Every record must be written out once more, with nothing added or omitted.

* Start *

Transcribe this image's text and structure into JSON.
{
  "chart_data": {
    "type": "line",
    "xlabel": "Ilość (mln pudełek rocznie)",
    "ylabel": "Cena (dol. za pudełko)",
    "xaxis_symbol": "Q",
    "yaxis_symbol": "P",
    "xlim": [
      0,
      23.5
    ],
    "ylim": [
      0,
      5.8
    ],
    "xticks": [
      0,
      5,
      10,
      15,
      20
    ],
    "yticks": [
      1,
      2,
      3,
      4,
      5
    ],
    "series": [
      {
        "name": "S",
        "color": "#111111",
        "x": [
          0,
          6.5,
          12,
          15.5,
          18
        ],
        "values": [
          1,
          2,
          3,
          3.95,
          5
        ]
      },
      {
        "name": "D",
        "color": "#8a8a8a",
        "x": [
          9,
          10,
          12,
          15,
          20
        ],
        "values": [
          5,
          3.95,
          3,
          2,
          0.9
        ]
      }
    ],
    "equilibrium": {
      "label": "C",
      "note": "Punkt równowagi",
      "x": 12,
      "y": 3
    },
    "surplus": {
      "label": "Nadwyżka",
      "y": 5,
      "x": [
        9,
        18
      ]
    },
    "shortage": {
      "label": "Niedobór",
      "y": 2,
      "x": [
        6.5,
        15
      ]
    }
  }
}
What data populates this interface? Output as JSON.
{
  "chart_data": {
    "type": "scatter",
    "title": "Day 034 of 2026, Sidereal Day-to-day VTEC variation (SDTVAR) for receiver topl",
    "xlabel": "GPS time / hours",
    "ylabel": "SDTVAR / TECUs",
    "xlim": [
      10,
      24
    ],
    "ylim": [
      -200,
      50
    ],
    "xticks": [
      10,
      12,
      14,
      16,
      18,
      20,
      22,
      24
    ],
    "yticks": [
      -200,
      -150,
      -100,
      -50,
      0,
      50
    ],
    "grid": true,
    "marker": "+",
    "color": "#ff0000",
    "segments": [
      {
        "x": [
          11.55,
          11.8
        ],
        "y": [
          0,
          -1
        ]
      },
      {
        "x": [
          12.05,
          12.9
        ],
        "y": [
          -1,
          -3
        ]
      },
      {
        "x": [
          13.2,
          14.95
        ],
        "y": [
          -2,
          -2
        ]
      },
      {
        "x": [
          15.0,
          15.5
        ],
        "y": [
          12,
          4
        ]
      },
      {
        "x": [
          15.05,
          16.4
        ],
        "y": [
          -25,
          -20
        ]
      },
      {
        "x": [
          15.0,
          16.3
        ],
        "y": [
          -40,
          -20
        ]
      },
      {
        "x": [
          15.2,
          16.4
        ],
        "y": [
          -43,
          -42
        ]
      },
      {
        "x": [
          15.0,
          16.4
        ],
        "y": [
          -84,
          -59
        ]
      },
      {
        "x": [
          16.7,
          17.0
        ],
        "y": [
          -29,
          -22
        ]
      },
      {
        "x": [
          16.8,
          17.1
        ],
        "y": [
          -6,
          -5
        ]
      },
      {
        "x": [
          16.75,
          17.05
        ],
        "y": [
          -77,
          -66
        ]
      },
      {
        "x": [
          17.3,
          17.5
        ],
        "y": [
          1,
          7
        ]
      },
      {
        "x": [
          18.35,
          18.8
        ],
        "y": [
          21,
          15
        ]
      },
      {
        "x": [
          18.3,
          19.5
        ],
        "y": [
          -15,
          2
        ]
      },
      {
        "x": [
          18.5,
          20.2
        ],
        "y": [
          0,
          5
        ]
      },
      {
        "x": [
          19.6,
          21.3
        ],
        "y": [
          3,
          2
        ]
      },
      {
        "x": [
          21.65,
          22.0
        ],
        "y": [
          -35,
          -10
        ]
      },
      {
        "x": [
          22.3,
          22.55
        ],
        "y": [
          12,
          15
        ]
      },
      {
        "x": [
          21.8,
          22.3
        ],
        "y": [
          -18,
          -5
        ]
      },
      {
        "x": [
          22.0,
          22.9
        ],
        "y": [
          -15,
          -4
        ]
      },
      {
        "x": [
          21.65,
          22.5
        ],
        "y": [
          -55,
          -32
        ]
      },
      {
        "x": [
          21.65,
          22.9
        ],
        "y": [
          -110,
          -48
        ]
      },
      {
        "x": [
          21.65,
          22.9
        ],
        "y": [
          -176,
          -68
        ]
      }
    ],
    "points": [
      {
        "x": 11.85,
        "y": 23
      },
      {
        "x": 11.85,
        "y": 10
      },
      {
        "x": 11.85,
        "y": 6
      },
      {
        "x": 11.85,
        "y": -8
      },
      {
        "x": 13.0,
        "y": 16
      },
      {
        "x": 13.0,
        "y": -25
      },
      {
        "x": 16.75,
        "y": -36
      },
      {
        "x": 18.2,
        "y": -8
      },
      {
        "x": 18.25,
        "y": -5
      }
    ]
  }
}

* End *

_Response:_
Transcribe this image's text and structure into JSON.
{
  "chart_data": {
    "type": "line",
    "xlabel": "Ilość (mln pudełek rocznie)",
    "ylabel": "Cena (dol. za pudełko)",
    "xaxis_symbol": "Q",
    "yaxis_symbol": "P",
    "xlim": [
      0,
      23.5
    ],
    "ylim": [
      0,
      5.8
    ],
    "xticks": [
      0,
      5,
      10,
      15,
      20
    ],
    "yticks": [
      1,
      2,
      3,
      4,
      5
    ],
    "series": [
      {
        "name": "S",
        "color": "#111111",
        "x": [
          0,
          6.5,
          12,
          15.5,
          18
        ],
        "values": [
          1,
          2,
          3,
          3.95,
          5
        ]
      },
      {
        "name": "D",
        "color": "#8a8a8a",
        "x": [
          9,
          10,
          12,
          15,
          20
        ],
        "values": [
          5,
          3.95,
          3,
          2,
          0.9
        ]
      }
    ],
    "equilibrium": {
      "label": "C",
      "note": "Punkt równowagi",
      "x": 12,
      "y": 3
    },
    "surplus": {
      "label": "Nadwyżka",
      "y": 5,
      "x": [
        9,
        18
      ]
    },
    "shortage": {
      "label": "Niedobór",
      "y": 2,
      "x": [
        6.5,
        15
      ]
    }
  }
}
What data populates this interface? Output as JSON.
{
  "chart_data": {
    "type": "scatter",
    "title": "Day 034 of 2026, Sidereal Day-to-day VTEC variation (SDTVAR) for receiver topl",
    "xlabel": "GPS time / hours",
    "ylabel": "SDTVAR / TECUs",
    "xlim": [
      10,
      24
    ],
    "ylim": [
      -200,
      50
    ],
    "xticks": [
      10,
      12,
      14,
      16,
      18,
      20,
      22,
      24
    ],
    "yticks": [
      -200,
      -150,
      -100,
      -50,
      0,
      50
    ],
    "grid": true,
    "marker": "+",
    "color": "#ff0000",
    "segments": [
      {
        "x": [
          11.55,
          11.8
        ],
        "y": [
          0,
          -1
        ]
      },
      {
        "x": [
          12.05,
          12.9
        ],
        "y": [
          -1,
          -3
        ]
      },
      {
        "x": [
          13.2,
          14.95
        ],
        "y": [
          -2,
          -2
        ]
      },
      {
        "x": [
          15.0,
          15.5
        ],
        "y": [
          12,
          4
        ]
      },
      {
        "x": [
          15.05,
          16.4
        ],
        "y": [
          -25,
          -20
        ]
      },
      {
        "x": [
          15.0,
          16.3
        ],
        "y": [
          -40,
          -20
        ]
      },
      {
        "x": [
          15.2,
          16.4
        ],
        "y": [
          -43,
          -42
        ]
      },
      {
        "x": [
          15.0,
          16.4
        ],
        "y": [
          -84,
          -59
        ]
      },
      {
        "x": [
          16.7,
          17.0
        ],
        "y": [
          -29,
          -22
        ]
      },
      {
        "x": [
          16.8,
          17.1
        ],
        "y": [
          -6,
          -5
        ]
      },
      {
        "x": [
          16.75,
          17.05
        ],
        "y": [
          -77,
          -66
        ]
      },
      {
        "x": [
          17.3,
          17.5
        ],
        "y": [
          1,
          7
        ]
      },
      {
        "x": [
          18.35,
          18.8
        ],
        "y": [
          21,
          15
        ]
      },
      {
        "x": [
          18.3,
          19.5
        ],
        "y": [
          -15,
          2
        ]
      },
      {
        "x": [
          18.5,
          20.2
        ],
        "y": [
          0,
          5
        ]
      },
      {
        "x": [
          19.6,
          21.3
        ],
        "y": [
          3,
          2
        ]
      },
      {
        "x": [
          21.65,
          22.0
        ],
        "y": [
          -35,
          -10
        ]
      },
      {
        "x": [
          22.3,
          22.55
        ],
        "y": [
          12,
          15
        ]
      },
      {
        "x": [
          21.8,
          22.3
        ],
        "y": [
          -18,
          -5
        ]
      },
      {
        "x": [
          22.0,
          22.9
        ],
        "y": [
          -15,
          -4
        ]
      },
      {
        "x": [
          21.65,
          22.5
        ],
        "y": [
          -55,
          -32
        ]
      },
      {
        "x": [
          21.65,
          22.9
        ],
        "y": [
          -110,
          -48
        ]
      },
      {
        "x": [
          21.65,
          22.9
        ],
        "y": [
          -176,
          -68
        ]
      }
    ],
    "points": [
      {
        "x": 11.85,
        "y": 23
      },
      {
        "x": 11.85,
        "y": 10
      },
      {
        "x": 11.85,
        "y": 6
      },
      {
        "x": 11.85,
        "y": -8
      },
      {
        "x": 13.0,
        "y": 16
      },
      {
        "x": 13.0,
        "y": -25
      },
      {
        "x": 16.75,
        "y": -36
      },
      {
        "x": 18.2,
        "y": -8
      },
      {
        "x": 18.25,
        "y": -5
      }
    ]
  }
}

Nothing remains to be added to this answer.